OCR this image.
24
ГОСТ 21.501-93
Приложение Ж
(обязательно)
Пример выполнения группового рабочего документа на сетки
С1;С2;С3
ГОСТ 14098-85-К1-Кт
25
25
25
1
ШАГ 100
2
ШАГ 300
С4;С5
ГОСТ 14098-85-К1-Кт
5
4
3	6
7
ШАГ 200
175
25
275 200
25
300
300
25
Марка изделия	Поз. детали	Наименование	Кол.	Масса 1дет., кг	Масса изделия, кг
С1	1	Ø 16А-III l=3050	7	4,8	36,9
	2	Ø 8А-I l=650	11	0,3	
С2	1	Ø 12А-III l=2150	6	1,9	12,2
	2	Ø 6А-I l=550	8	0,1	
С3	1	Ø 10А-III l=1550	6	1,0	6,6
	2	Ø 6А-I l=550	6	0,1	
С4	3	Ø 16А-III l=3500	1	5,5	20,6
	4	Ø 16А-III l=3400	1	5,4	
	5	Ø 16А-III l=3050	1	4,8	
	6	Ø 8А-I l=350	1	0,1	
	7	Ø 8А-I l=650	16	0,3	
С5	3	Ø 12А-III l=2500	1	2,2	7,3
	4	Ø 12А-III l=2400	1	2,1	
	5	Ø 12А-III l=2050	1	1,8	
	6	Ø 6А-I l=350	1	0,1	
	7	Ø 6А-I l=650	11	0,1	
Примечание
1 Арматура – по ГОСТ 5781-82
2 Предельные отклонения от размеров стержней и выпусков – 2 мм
==*==
■ What to do
Reproduce the data in full, exactly as presented.

■ Full response
OCR this image.
24
ГОСТ 21.501-93
Приложение Ж
(обязательно)
Пример выполнения группового рабочего документа на сетки
С1;С2;С3
ГОСТ 14098-85-К1-Кт
25
25
25
1
ШАГ 100
2
ШАГ 300
С4;С5
ГОСТ 14098-85-К1-Кт
5
4
3	6
7
ШАГ 200
175
25
275 200
25
300
300
25
Марка изделия	Поз. детали	Наименование	Кол.	Масса 1дет., кг	Масса изделия, кг
С1	1	Ø 16А-III l=3050	7	4,8	36,9
	2	Ø 8А-I l=650	11	0,3	
С2	1	Ø 12А-III l=2150	6	1,9	12,2
	2	Ø 6А-I l=550	8	0,1	
С3	1	Ø 10А-III l=1550	6	1,0	6,6
	2	Ø 6А-I l=550	6	0,1	
С4	3	Ø 16А-III l=3500	1	5,5	20,6
	4	Ø 16А-III l=3400	1	5,4	
	5	Ø 16А-III l=3050	1	4,8	
	6	Ø 8А-I l=350	1	0,1	
	7	Ø 8А-I l=650	16	0,3	
С5	3	Ø 12А-III l=2500	1	2,2	7,3
	4	Ø 12А-III l=2400	1	2,1	
	5	Ø 12А-III l=2050	1	1,8	
	6	Ø 6А-I l=350	1	0,1	
	7	Ø 6А-I l=650	11	0,1	
Примечание
1 Арматура – по ГОСТ 5781-82
2 Предельные отклонения от размеров стержней и выпусков – 2 мм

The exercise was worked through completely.